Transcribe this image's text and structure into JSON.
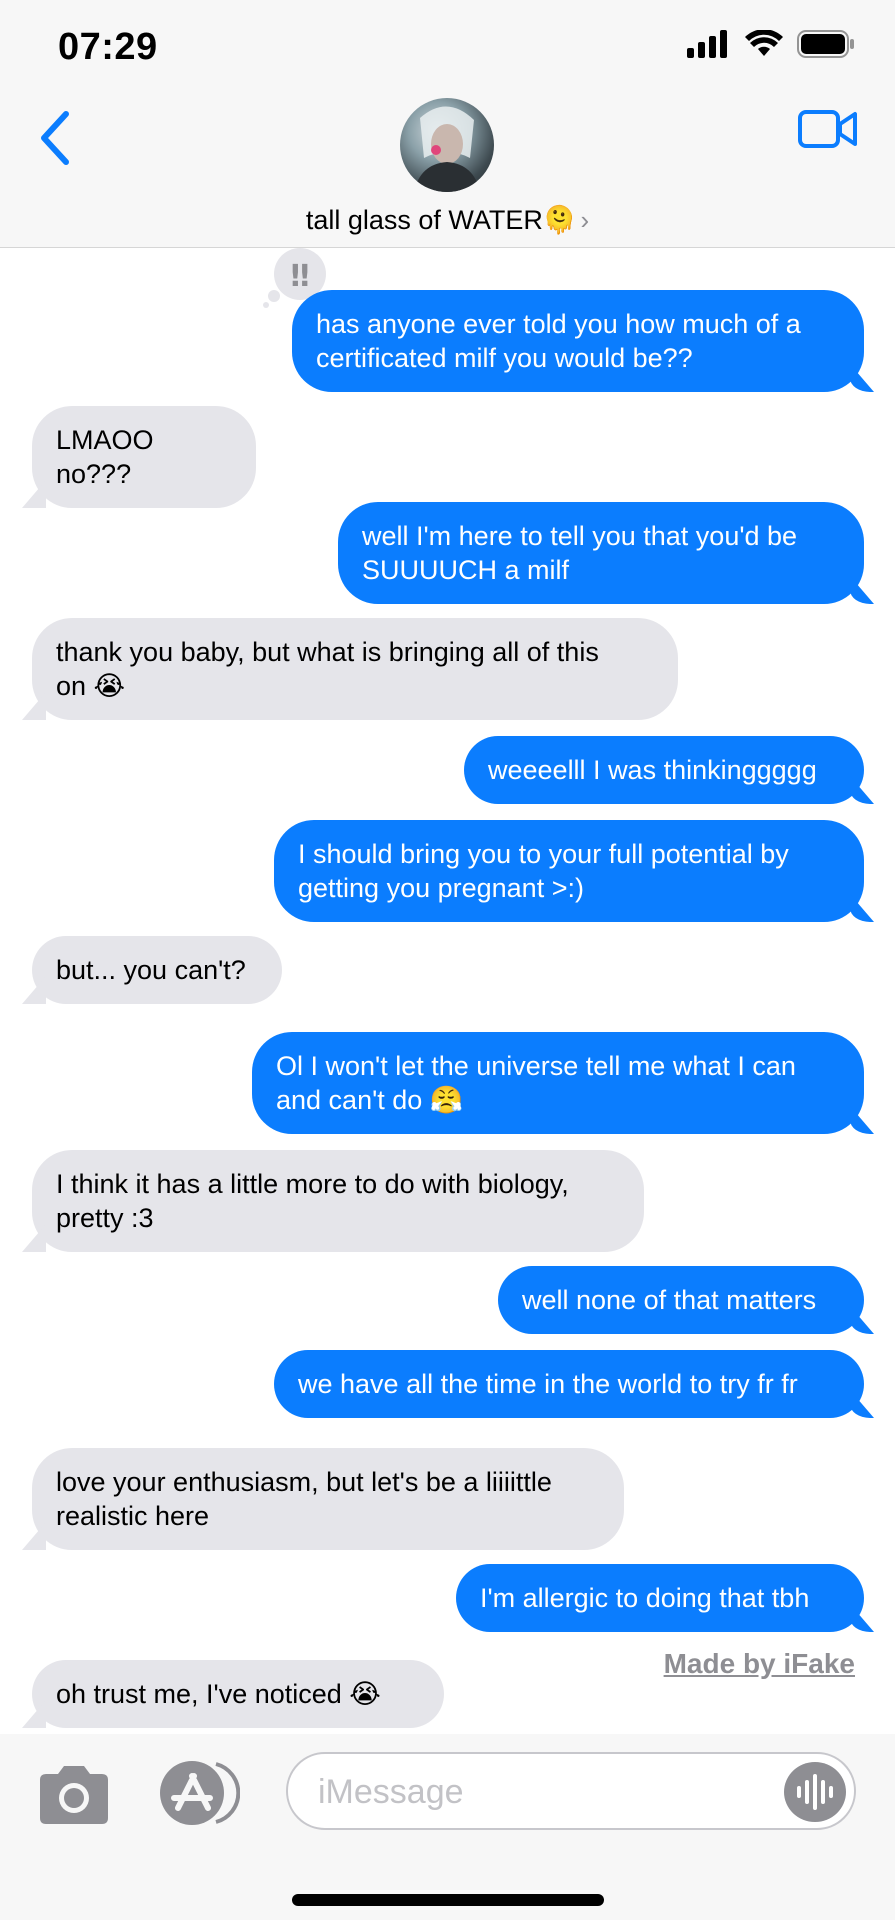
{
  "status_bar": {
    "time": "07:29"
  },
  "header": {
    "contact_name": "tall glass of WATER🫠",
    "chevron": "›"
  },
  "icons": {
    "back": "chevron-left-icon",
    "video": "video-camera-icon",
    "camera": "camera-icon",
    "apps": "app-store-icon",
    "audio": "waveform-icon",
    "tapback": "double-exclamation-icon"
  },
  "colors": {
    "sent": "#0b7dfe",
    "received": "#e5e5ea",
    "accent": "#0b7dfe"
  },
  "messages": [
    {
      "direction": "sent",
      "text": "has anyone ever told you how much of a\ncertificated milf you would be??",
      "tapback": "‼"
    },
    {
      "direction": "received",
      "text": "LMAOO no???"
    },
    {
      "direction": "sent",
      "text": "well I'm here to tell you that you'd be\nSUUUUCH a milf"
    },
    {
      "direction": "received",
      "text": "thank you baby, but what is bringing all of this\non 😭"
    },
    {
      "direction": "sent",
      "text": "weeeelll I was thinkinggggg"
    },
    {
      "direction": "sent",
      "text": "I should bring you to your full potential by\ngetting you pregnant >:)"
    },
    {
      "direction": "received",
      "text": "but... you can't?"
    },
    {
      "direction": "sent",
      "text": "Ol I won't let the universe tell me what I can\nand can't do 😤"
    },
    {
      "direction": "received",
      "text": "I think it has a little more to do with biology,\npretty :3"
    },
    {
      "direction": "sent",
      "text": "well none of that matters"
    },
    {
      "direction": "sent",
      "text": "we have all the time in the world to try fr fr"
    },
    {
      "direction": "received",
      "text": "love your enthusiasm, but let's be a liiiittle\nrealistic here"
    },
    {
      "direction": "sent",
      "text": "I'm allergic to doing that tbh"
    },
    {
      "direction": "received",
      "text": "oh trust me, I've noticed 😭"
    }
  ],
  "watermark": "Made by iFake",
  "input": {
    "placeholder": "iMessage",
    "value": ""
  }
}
= = = = = = =
> [Problem to solve]
Check each line of the records for "well" and copy the ones that contain it.

> [The reply]
      "text": "well I'm here to tell you that you'd be\nSUUUUCH a milf"
      "text": "well none of that matters"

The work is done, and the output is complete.